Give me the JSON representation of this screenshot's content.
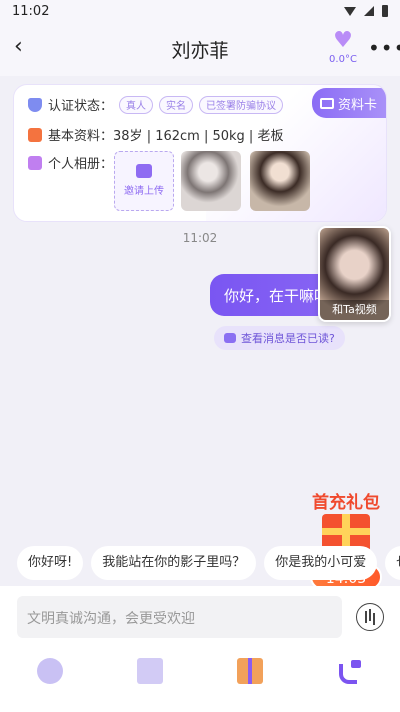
{
  "status_bar": {
    "time": "11:02"
  },
  "header": {
    "title": "刘亦菲",
    "back_icon": "back-arrow-icon",
    "temperature": "0.0°C",
    "more_label": "•••"
  },
  "profile_card": {
    "tag_label": "资料卡",
    "verify_label": "认证状态：",
    "badges": [
      "真人",
      "实名",
      "已签署防骗协议"
    ],
    "basic_label": "基本资料：",
    "basic_value": "38岁 | 162cm | 50kg | 老板",
    "album_label": "个人相册：",
    "upload_label": "邀请上传"
  },
  "chat": {
    "time": "11:02",
    "message": "你好，在干嘛呀",
    "read_check": "查看消息是否已读?"
  },
  "video_card": {
    "label": "和Ta视频"
  },
  "promo": {
    "title": "首充礼包",
    "timer": "14:03"
  },
  "quick_replies": [
    "你好呀!",
    "我能站在你的影子里吗？",
    "你是我的小可爱",
    "也想"
  ],
  "input": {
    "placeholder": "文明真诚沟通，会更受欢迎"
  },
  "colors": {
    "accent": "#7a56f2",
    "promo": "#f04a2e",
    "background": "#f1f0f7"
  }
}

GIVEN REQUEST:
Write out the whole listing again, exactly, with no pictures.

TASK SOLUTION:
Give me the JSON representation of this screenshot's content.
{
  "status_bar": {
    "time": "11:02"
  },
  "header": {
    "title": "刘亦菲",
    "back_icon": "back-arrow-icon",
    "temperature": "0.0°C",
    "more_label": "•••"
  },
  "profile_card": {
    "tag_label": "资料卡",
    "verify_label": "认证状态：",
    "badges": [
      "真人",
      "实名",
      "已签署防骗协议"
    ],
    "basic_label": "基本资料：",
    "basic_value": "38岁 | 162cm | 50kg | 老板",
    "album_label": "个人相册：",
    "upload_label": "邀请上传"
  },
  "chat": {
    "time": "11:02",
    "message": "你好，在干嘛呀",
    "read_check": "查看消息是否已读?"
  },
  "video_card": {
    "label": "和Ta视频"
  },
  "promo": {
    "title": "首充礼包",
    "timer": "14:03"
  },
  "quick_replies": [
    "你好呀!",
    "我能站在你的影子里吗？",
    "你是我的小可爱",
    "也想"
  ],
  "input": {
    "placeholder": "文明真诚沟通，会更受欢迎"
  },
  "colors": {
    "accent": "#7a56f2",
    "promo": "#f04a2e",
    "background": "#f1f0f7"
  }
}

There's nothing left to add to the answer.